(Extracted records)
============
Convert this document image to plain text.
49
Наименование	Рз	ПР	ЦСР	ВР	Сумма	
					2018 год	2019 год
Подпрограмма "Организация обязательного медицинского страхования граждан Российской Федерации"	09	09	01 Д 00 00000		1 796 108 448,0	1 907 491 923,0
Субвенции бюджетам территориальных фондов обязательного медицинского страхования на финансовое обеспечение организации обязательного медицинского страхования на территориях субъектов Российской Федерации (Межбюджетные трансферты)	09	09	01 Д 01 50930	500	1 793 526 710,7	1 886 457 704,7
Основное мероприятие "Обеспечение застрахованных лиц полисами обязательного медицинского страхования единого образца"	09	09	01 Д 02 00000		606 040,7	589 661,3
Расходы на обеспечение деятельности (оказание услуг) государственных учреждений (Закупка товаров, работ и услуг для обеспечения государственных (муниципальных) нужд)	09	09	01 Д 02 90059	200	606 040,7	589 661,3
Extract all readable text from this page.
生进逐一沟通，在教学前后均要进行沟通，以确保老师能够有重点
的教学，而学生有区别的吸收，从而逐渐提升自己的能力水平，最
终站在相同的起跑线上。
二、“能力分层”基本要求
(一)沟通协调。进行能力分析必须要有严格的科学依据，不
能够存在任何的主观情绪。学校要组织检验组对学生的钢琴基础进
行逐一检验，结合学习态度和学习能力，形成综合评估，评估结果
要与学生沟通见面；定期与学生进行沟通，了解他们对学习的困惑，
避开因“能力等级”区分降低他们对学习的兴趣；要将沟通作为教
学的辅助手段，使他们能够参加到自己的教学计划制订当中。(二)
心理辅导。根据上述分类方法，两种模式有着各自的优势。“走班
============
• Problem to solve
Using the data above, repeat every line exactly.

• Response for this exercise
Convert this document image to plain text.
49
Наименование	Рз	ПР	ЦСР	ВР	Сумма	
					2018 год	2019 год
Подпрограмма "Организация обязательного медицинского страхования граждан Российской Федерации"	09	09	01 Д 00 00000		1 796 108 448,0	1 907 491 923,0
Субвенции бюджетам территориальных фондов обязательного медицинского страхования на финансовое обеспечение организации обязательного медицинского страхования на территориях субъектов Российской Федерации (Межбюджетные трансферты)	09	09	01 Д 01 50930	500	1 793 526 710,7	1 886 457 704,7
Основное мероприятие "Обеспечение застрахованных лиц полисами обязательного медицинского страхования единого образца"	09	09	01 Д 02 00000		606 040,7	589 661,3
Расходы на обеспечение деятельности (оказание услуг) государственных учреждений (Закупка товаров, работ и услуг для обеспечения государственных (муниципальных) нужд)	09	09	01 Д 02 90059	200	606 040,7	589 661,3
Extract all readable text from this page.
生进逐一沟通，在教学前后均要进行沟通，以确保老师能够有重点
的教学，而学生有区别的吸收，从而逐渐提升自己的能力水平，最
终站在相同的起跑线上。
二、“能力分层”基本要求
(一)沟通协调。进行能力分析必须要有严格的科学依据，不
能够存在任何的主观情绪。学校要组织检验组对学生的钢琴基础进
行逐一检验，结合学习态度和学习能力，形成综合评估，评估结果
要与学生沟通见面；定期与学生进行沟通，了解他们对学习的困惑，
避开因“能力等级”区分降低他们对学习的兴趣；要将沟通作为教
学的辅助手段，使他们能够参加到自己的教学计划制订当中。(二)
心理辅导。根据上述分类方法，两种模式有着各自的优势。“走班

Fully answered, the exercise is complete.